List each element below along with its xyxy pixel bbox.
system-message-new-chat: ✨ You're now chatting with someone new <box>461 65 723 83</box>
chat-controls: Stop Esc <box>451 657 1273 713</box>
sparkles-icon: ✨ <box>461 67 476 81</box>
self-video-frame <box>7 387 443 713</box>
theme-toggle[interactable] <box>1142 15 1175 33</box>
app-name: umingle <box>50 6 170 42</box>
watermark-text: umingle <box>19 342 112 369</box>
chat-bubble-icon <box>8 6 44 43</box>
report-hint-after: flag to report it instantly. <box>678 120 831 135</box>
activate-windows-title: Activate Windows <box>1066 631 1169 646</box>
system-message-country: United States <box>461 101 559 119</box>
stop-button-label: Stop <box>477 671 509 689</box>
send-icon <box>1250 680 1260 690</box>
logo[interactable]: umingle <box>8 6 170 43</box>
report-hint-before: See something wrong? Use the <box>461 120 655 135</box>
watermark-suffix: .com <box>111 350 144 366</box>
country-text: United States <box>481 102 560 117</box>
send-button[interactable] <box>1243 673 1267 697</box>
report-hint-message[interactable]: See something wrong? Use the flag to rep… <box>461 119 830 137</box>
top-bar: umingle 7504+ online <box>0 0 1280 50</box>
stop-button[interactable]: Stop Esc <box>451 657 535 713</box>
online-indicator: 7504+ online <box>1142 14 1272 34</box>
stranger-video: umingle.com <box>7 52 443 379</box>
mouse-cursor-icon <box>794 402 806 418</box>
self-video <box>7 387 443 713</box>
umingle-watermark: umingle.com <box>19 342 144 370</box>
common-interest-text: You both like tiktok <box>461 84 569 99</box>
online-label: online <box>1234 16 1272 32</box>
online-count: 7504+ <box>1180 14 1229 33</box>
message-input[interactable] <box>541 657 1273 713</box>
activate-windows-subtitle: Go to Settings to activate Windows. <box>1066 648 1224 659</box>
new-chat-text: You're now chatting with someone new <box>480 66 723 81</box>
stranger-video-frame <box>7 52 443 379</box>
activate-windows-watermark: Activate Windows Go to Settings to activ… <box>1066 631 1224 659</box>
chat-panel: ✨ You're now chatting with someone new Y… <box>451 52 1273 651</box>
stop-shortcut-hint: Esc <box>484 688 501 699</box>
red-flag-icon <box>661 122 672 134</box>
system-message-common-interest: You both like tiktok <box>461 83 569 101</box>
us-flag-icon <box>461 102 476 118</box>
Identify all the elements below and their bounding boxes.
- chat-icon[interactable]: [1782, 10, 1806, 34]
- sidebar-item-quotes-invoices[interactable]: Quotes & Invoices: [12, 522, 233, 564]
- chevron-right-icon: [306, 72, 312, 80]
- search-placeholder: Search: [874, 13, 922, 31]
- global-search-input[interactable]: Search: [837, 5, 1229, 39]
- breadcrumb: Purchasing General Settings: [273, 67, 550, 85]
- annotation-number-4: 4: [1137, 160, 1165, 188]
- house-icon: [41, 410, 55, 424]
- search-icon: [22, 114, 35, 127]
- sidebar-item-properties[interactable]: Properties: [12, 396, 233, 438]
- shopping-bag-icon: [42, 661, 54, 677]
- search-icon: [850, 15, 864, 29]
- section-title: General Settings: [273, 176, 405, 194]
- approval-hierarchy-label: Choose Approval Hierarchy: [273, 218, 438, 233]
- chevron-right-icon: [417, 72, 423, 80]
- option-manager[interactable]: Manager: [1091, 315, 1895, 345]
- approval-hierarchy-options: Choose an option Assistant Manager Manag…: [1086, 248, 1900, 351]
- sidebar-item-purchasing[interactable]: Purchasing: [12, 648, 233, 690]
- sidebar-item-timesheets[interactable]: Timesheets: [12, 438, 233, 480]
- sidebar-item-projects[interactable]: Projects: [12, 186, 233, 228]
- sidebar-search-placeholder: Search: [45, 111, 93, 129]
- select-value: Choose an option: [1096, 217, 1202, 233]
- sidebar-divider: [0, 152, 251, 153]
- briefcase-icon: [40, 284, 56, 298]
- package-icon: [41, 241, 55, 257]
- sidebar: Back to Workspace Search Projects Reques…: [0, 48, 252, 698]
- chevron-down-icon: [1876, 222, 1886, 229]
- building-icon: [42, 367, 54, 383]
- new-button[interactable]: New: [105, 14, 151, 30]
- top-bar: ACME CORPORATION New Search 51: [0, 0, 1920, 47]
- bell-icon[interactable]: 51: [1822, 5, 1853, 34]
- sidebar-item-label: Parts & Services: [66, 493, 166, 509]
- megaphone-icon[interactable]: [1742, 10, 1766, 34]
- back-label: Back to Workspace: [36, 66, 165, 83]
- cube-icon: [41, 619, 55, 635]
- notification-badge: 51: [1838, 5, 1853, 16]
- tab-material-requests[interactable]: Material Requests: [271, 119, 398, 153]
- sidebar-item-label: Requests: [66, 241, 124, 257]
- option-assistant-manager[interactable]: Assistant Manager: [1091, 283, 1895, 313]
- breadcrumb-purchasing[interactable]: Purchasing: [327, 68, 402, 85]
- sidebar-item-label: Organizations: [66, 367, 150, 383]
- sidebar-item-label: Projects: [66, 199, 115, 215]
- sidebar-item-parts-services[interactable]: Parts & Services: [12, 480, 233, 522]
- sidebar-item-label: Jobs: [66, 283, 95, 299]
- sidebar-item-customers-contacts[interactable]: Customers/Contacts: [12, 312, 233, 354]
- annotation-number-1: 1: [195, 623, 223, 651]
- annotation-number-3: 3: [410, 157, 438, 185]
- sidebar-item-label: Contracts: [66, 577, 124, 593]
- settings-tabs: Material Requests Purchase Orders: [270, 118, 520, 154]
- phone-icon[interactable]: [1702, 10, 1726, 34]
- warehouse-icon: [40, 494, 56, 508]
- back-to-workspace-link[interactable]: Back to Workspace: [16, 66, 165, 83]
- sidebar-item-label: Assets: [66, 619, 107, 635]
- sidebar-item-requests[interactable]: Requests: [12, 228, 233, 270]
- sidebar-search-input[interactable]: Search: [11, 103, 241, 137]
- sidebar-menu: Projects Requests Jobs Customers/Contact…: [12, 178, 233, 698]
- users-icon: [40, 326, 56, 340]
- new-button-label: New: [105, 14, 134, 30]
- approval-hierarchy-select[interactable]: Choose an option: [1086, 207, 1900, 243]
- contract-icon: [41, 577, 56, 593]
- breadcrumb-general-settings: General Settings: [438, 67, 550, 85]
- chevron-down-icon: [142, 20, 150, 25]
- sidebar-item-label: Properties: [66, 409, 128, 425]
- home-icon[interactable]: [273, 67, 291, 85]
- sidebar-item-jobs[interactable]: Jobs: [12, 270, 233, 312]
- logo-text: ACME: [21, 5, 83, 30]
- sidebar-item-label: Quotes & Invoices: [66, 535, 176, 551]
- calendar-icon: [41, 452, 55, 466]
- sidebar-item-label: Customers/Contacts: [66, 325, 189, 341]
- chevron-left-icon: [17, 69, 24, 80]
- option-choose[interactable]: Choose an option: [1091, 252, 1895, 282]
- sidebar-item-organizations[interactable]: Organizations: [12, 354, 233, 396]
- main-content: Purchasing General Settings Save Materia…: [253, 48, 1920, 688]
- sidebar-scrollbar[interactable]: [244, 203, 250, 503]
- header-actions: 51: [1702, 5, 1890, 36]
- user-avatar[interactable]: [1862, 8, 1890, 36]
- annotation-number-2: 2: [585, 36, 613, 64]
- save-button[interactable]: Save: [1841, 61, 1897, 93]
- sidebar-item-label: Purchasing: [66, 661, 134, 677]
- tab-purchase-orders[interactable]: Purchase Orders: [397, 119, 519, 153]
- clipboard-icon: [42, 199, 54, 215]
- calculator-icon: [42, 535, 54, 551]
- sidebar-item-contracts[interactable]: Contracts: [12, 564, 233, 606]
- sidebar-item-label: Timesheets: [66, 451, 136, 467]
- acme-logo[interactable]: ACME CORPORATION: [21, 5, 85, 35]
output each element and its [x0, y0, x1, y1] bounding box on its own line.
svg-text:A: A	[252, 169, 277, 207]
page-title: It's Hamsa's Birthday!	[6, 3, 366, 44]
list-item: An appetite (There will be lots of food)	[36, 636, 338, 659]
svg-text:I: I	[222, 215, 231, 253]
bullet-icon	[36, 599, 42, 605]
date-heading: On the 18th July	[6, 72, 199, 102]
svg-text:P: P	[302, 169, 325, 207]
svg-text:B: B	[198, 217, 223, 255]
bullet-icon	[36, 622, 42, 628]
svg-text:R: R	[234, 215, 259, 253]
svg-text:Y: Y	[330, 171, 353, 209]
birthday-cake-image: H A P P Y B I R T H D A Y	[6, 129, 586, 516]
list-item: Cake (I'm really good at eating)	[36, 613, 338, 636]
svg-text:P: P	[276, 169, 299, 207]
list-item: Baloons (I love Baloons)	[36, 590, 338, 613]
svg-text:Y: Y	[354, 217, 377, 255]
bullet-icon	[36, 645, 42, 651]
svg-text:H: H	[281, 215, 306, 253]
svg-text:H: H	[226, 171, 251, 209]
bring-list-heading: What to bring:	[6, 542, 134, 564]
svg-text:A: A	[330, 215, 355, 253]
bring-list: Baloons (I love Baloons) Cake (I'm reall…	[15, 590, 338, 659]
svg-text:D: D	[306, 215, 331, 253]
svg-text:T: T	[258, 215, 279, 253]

§ THE TASK: Format the part of the entries that opens at the very start and closes with the line containing "logo[interactable]: umingle <box>8", that line included, as a numbered list, leaving out blank lines.

§ SOLUTION FOR THIS PROBLEM:
1. List each element below along with its xyxy pixel bbox.
2. system-message-new-chat: ✨ You're now chatting with someone new <box>461 65 723 83</box>
3. chat-controls: Stop Esc <box>451 657 1273 713</box>
4. sparkles-icon: ✨ <box>461 67 476 81</box>
5. self-video-frame <box>7 387 443 713</box>
6. theme-toggle[interactable] <box>1142 15 1175 33</box>
7. app-name: umingle <box>50 6 170 42</box>
8. watermark-text: umingle <box>19 342 112 369</box>
9. chat-bubble-icon <box>8 6 44 43</box>
10. report-hint-after: flag to report it instantly. <box>678 120 831 135</box>
11. activate-windows-title: Activate Windows <box>1066 631 1169 646</box>
12. system-message-country: United States <box>461 101 559 119</box>
13. stop-button-label: Stop <box>477 671 509 689</box>
14. send-icon <box>1250 680 1260 690</box>
15. logo[interactable]: umingle <box>8 6 170 43</box>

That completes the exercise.